# WRITTEN PROBLEM
Word for word, give the material below again, minus any images.

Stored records
=-=-=

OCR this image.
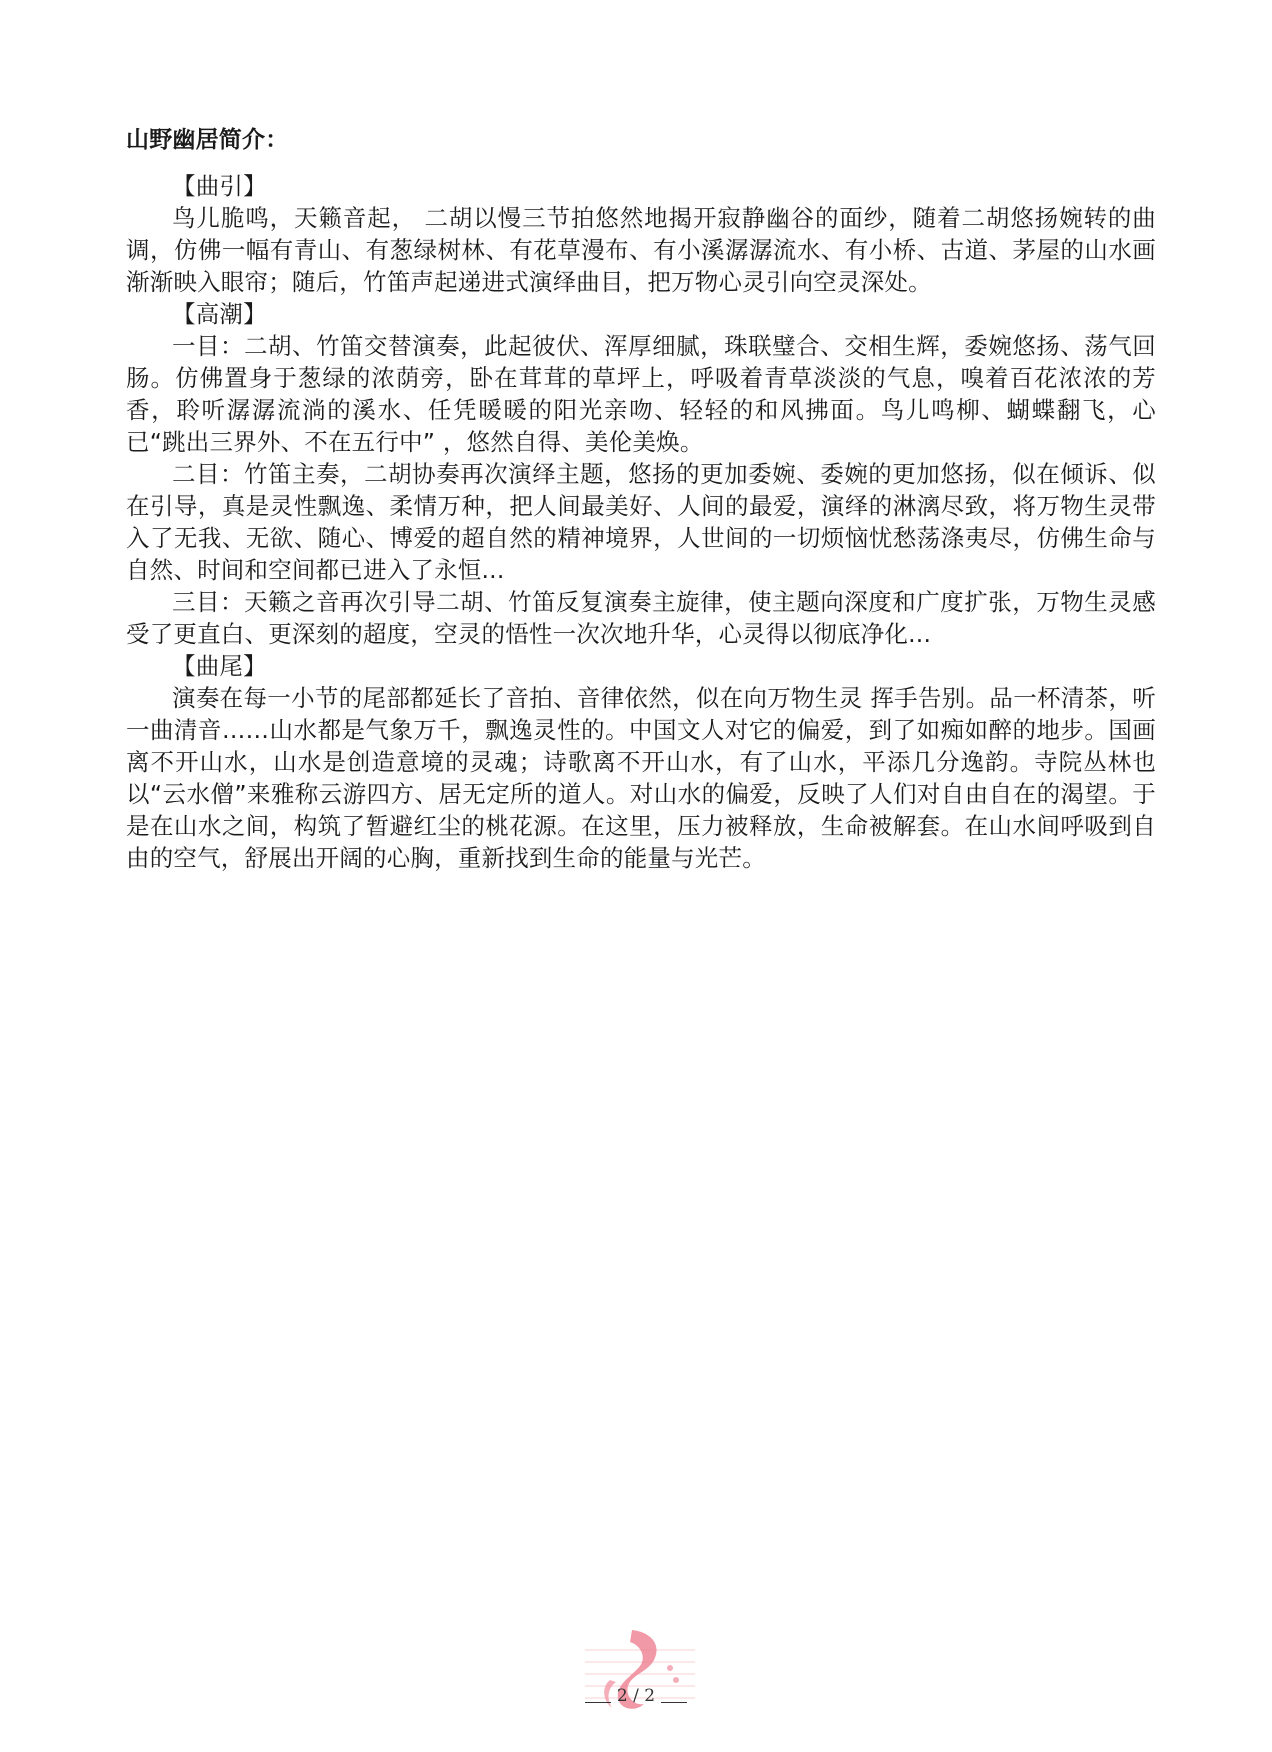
山野幽居简介：

【曲引】

鸟儿脆鸣，天籁音起， 二胡以慢三节拍悠然地揭开寂静幽谷的面纱，随着二胡悠扬婉转的曲调，仿佛一幅有青山、有葱绿树林、有花草漫布、有小溪潺潺流水、有小桥、古道、茅屋的山水画渐渐映入眼帘；随后，竹笛声起递进式演绎曲目，把万物心灵引向空灵深处。

【高潮】

一目：二胡、竹笛交替演奏，此起彼伏、浑厚细腻，珠联璧合、交相生辉，委婉悠扬、荡气回肠。仿佛置身于葱绿的浓荫旁，卧在茸茸的草坪上，呼吸着青草淡淡的气息，嗅着百花浓浓的芳香，聆听潺潺流淌的溪水、任凭暖暖的阳光亲吻、轻轻的和风拂面。鸟儿鸣柳、蝴蝶翻飞，心已“跳出三界外、不在五行中” ，悠然自得、美伦美焕。

二目：竹笛主奏，二胡协奏再次演绎主题，悠扬的更加委婉、委婉的更加悠扬，似在倾诉、似在引导，真是灵性飘逸、柔情万种，把人间最美好、人间的最爱，演绎的淋漓尽致，将万物生灵带入了无我、无欲、随心、博爱的超自然的精神境界，人世间的一切烦恼忧愁荡涤夷尽，仿佛生命与自然、时间和空间都已进入了永恒...

三目：天籁之音再次引导二胡、竹笛反复演奏主旋律，使主题向深度和广度扩张，万物生灵感受了更直白、更深刻的超度，空灵的悟性一次次地升华，心灵得以彻底净化...

【曲尾】

演奏在每一小节的尾部都延长了音拍、音律依然，似在向万物生灵 挥手告别。品一杯清茶，听一曲清音……山水都是气象万千，飘逸灵性的。中国文人对它的偏爱，到了如痴如醉的地步。国画离不开山水，山水是创造意境的灵魂；诗歌离不开山水，有了山水，平添几分逸韵。寺院丛林也以“云水僧”来雅称云游四方、居无定所的道人。对山水的偏爱，反映了人们对自由自在的渴望。于是在山水之间，构筑了暂避红尘的桃花源。在这里，压力被释放，生命被解套。在山水间呼吸到自由的空气，舒展出开阔的心胸，重新找到生命的能量与光芒。

2 / 2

=-=-=

# RESPONSE TO THE EXERCISE
OCR this image.
山野幽居简介：

【曲引】

鸟儿脆鸣，天籁音起， 二胡以慢三节拍悠然地揭开寂静幽谷的面纱，随着二胡悠扬婉转的曲调，仿佛一幅有青山、有葱绿树林、有花草漫布、有小溪潺潺流水、有小桥、古道、茅屋的山水画渐渐映入眼帘；随后，竹笛声起递进式演绎曲目，把万物心灵引向空灵深处。

【高潮】

一目：二胡、竹笛交替演奏，此起彼伏、浑厚细腻，珠联璧合、交相生辉，委婉悠扬、荡气回肠。仿佛置身于葱绿的浓荫旁，卧在茸茸的草坪上，呼吸着青草淡淡的气息，嗅着百花浓浓的芳香，聆听潺潺流淌的溪水、任凭暖暖的阳光亲吻、轻轻的和风拂面。鸟儿鸣柳、蝴蝶翻飞，心已“跳出三界外、不在五行中” ，悠然自得、美伦美焕。

二目：竹笛主奏，二胡协奏再次演绎主题，悠扬的更加委婉、委婉的更加悠扬，似在倾诉、似在引导，真是灵性飘逸、柔情万种，把人间最美好、人间的最爱，演绎的淋漓尽致，将万物生灵带入了无我、无欲、随心、博爱的超自然的精神境界，人世间的一切烦恼忧愁荡涤夷尽，仿佛生命与自然、时间和空间都已进入了永恒...

三目：天籁之音再次引导二胡、竹笛反复演奏主旋律，使主题向深度和广度扩张，万物生灵感受了更直白、更深刻的超度，空灵的悟性一次次地升华，心灵得以彻底净化...

【曲尾】

演奏在每一小节的尾部都延长了音拍、音律依然，似在向万物生灵 挥手告别。品一杯清茶，听一曲清音……山水都是气象万千，飘逸灵性的。中国文人对它的偏爱，到了如痴如醉的地步。国画离不开山水，山水是创造意境的灵魂；诗歌离不开山水，有了山水，平添几分逸韵。寺院丛林也以“云水僧”来雅称云游四方、居无定所的道人。对山水的偏爱，反映了人们对自由自在的渴望。于是在山水之间，构筑了暂避红尘的桃花源。在这里，压力被释放，生命被解套。在山水间呼吸到自由的空气，舒展出开阔的心胸，重新找到生命的能量与光芒。

2 / 2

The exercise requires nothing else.